Collected data entries
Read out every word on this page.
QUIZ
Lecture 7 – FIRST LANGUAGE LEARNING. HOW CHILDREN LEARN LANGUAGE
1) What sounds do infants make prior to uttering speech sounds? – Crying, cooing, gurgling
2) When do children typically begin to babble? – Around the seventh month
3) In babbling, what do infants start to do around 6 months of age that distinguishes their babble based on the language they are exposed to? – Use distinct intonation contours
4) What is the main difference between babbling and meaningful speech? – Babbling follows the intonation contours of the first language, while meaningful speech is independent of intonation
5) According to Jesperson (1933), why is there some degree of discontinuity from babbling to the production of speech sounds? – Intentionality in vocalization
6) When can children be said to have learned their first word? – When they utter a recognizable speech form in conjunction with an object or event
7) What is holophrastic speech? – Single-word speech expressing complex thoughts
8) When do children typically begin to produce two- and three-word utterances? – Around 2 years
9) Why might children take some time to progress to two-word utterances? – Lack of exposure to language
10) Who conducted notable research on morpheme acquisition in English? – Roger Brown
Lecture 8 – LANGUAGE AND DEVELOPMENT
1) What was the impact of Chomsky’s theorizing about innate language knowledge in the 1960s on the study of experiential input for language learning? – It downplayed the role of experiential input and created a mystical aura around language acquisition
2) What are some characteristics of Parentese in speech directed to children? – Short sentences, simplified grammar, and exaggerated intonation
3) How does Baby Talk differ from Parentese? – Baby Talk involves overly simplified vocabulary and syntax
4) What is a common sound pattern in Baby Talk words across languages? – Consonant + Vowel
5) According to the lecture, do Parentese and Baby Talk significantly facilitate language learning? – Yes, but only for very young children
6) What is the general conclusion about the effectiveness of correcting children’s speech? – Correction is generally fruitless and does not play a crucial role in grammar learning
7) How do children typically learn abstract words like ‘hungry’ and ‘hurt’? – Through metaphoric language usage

> **Prompt**
Transcribe every record above exactly as it appears.

> **Exercise result**
Read out every word on this page.
QUIZ
Lecture 7 – FIRST LANGUAGE LEARNING. HOW CHILDREN LEARN LANGUAGE
1) What sounds do infants make prior to uttering speech sounds? – Crying, cooing, gurgling
2) When do children typically begin to babble? – Around the seventh month
3) In babbling, what do infants start to do around 6 months of age that distinguishes their babble based on the language they are exposed to? – Use distinct intonation contours
4) What is the main difference between babbling and meaningful speech? – Babbling follows the intonation contours of the first language, while meaningful speech is independent of intonation
5) According to Jesperson (1933), why is there some degree of discontinuity from babbling to the production of speech sounds? – Intentionality in vocalization
6) When can children be said to have learned their first word? – When they utter a recognizable speech form in conjunction with an object or event
7) What is holophrastic speech? – Single-word speech expressing complex thoughts
8) When do children typically begin to produce two- and three-word utterances? – Around 2 years
9) Why might children take some time to progress to two-word utterances? – Lack of exposure to language
10) Who conducted notable research on morpheme acquisition in English? – Roger Brown
Lecture 8 – LANGUAGE AND DEVELOPMENT
1) What was the impact of Chomsky’s theorizing about innate language knowledge in the 1960s on the study of experiential input for language learning? – It downplayed the role of experiential input and created a mystical aura around language acquisition
2) What are some characteristics of Parentese in speech directed to children? – Short sentences, simplified grammar, and exaggerated intonation
3) How does Baby Talk differ from Parentese? – Baby Talk involves overly simplified vocabulary and syntax
4) What is a common sound pattern in Baby Talk words across languages? – Consonant + Vowel
5) According to the lecture, do Parentese and Baby Talk significantly facilitate language learning? – Yes, but only for very young children
6) What is the general conclusion about the effectiveness of correcting children’s speech? – Correction is generally fruitless and does not play a crucial role in grammar learning
7) How do children typically learn abstract words like ‘hungry’ and ‘hurt’? – Through metaphoric language usage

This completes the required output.